__Problem requirements__
Copy all lines below containing "grid".
==================================================
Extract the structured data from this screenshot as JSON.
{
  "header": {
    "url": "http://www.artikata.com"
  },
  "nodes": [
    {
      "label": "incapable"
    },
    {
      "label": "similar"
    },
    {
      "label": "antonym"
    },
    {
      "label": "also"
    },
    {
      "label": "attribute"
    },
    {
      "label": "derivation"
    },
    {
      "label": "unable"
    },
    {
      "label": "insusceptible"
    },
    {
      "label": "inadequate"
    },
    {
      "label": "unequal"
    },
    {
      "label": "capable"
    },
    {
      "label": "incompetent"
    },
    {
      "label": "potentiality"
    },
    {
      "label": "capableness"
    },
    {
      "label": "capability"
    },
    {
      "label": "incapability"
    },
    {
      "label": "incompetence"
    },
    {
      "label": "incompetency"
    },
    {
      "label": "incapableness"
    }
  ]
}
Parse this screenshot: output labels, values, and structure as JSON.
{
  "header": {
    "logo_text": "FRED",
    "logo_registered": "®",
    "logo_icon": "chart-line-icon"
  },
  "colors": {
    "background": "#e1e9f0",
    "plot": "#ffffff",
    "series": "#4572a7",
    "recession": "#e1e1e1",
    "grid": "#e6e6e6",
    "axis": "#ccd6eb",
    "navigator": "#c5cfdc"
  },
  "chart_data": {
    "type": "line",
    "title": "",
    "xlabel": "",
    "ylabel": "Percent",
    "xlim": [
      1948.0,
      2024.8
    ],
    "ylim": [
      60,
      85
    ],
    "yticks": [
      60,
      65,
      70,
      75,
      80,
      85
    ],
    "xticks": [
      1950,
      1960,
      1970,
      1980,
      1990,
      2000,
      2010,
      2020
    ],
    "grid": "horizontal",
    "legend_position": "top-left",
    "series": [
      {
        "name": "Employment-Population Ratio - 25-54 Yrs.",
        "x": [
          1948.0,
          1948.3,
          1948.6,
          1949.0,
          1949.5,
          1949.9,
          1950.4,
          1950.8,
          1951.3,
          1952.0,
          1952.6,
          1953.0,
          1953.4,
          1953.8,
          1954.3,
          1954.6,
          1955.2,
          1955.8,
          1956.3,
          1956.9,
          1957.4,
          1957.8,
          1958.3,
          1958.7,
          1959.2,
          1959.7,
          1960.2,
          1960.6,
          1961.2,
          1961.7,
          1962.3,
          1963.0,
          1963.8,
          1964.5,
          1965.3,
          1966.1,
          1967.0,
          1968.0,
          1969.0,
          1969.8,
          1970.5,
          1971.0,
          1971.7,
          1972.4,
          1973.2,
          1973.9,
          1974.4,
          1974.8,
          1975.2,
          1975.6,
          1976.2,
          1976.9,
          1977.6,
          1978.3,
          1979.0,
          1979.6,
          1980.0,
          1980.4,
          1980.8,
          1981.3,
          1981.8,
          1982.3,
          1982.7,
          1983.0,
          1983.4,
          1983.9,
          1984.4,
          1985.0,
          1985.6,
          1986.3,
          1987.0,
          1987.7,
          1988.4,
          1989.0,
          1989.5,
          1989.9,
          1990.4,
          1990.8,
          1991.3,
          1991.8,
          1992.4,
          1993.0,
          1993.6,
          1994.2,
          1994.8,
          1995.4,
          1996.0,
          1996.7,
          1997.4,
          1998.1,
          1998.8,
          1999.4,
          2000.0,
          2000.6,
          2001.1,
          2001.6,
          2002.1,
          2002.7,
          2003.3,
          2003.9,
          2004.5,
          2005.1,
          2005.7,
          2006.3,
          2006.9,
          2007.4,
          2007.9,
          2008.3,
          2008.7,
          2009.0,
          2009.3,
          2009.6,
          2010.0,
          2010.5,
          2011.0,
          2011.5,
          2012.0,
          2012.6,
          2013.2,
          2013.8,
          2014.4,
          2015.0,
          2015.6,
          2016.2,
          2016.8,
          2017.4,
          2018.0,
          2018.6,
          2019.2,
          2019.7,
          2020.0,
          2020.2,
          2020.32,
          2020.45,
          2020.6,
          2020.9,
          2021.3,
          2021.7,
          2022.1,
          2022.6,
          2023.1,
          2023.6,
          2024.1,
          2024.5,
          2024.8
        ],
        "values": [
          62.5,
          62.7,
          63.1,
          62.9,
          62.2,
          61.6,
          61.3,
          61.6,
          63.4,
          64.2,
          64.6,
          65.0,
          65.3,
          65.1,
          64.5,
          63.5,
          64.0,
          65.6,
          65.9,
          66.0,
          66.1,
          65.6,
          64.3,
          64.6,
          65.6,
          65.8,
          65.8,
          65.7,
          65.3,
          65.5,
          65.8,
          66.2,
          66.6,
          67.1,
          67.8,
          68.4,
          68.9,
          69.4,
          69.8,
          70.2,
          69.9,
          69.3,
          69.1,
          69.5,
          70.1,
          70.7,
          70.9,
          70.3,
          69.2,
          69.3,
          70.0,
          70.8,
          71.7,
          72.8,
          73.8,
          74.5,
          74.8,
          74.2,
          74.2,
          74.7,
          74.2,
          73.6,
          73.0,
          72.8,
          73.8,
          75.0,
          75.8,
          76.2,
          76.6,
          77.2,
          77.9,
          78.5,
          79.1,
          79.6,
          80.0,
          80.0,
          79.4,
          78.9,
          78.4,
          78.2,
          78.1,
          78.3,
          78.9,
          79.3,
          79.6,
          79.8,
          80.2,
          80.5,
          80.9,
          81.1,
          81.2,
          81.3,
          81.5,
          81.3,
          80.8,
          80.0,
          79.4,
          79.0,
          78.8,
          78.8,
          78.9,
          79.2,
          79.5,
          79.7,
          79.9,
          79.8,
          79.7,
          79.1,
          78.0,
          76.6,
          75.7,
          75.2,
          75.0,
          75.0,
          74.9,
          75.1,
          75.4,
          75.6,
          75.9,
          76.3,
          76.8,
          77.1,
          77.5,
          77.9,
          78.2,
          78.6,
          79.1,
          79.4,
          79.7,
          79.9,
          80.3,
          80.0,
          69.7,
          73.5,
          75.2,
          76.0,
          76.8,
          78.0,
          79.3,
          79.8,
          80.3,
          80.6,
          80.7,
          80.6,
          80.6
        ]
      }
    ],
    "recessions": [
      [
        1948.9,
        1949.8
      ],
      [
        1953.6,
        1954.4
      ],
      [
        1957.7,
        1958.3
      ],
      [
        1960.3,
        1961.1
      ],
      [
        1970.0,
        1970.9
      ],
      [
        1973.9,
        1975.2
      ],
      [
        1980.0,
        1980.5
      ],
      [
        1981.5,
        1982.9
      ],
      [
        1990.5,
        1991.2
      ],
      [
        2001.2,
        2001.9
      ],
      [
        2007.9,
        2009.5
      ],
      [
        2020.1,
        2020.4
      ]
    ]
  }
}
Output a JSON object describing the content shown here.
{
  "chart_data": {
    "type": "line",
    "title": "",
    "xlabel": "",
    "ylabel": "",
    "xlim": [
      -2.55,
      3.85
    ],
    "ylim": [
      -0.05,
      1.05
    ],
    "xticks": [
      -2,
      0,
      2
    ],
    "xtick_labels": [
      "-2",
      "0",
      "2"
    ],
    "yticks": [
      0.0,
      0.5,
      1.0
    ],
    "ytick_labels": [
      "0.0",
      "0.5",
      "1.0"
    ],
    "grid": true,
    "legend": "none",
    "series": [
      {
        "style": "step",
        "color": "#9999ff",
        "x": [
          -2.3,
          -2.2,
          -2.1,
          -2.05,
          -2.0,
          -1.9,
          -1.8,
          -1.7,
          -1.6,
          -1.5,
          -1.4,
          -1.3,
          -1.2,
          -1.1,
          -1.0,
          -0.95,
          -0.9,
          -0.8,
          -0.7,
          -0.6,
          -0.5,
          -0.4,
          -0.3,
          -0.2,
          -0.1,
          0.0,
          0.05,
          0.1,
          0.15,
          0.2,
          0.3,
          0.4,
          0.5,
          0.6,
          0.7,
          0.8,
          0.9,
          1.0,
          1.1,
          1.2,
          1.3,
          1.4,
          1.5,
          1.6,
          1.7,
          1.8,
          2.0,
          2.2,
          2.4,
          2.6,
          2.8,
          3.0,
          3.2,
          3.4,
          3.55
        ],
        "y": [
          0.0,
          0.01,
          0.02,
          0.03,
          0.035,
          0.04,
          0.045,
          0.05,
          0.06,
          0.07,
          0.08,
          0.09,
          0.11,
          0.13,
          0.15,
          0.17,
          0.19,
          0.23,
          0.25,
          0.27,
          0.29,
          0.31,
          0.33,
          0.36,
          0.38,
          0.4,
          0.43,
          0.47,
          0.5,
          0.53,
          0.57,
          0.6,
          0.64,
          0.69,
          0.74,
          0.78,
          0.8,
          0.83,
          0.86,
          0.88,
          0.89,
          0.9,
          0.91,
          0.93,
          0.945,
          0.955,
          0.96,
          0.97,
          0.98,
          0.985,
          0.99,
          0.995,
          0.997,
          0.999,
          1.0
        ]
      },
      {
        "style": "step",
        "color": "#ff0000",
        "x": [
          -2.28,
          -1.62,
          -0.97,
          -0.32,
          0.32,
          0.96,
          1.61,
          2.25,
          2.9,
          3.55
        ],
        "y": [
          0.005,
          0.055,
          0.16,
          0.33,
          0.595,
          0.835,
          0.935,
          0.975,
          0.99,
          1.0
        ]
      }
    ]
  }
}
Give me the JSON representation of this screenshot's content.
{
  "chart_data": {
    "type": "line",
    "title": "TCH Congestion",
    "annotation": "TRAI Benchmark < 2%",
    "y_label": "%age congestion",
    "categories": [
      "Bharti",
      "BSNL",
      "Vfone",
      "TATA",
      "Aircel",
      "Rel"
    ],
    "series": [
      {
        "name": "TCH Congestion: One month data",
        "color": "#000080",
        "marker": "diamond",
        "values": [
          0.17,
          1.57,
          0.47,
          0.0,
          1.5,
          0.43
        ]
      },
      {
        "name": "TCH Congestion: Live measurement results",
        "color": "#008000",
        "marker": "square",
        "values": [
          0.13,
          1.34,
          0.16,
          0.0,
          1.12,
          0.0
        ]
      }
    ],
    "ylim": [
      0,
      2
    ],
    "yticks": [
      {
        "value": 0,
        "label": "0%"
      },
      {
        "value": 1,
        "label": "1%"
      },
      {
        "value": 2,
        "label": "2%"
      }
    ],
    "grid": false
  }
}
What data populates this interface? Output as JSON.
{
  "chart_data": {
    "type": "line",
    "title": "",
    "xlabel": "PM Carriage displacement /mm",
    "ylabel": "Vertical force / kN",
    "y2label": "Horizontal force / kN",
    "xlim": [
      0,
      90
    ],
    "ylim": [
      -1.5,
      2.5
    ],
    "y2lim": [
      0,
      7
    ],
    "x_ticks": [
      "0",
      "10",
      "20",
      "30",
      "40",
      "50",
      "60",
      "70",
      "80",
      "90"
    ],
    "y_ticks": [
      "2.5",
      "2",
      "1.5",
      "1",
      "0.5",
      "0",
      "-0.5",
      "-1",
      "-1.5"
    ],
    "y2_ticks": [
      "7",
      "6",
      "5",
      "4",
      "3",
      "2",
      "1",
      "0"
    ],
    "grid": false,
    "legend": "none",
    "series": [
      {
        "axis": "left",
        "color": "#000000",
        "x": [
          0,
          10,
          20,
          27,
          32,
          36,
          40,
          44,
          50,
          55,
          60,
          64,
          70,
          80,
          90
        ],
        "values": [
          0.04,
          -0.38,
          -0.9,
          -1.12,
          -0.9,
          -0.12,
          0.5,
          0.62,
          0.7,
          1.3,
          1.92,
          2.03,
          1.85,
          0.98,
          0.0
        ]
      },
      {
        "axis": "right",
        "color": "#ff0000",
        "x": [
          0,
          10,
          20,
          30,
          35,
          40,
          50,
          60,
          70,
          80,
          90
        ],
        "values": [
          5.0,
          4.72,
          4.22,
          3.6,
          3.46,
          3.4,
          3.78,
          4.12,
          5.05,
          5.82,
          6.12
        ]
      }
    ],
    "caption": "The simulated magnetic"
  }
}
==================================================
__Task solution__
    "grid": "#e6e6e6",
    "grid": "horizontal",
    "grid": true,
    "grid": false
    "grid": false,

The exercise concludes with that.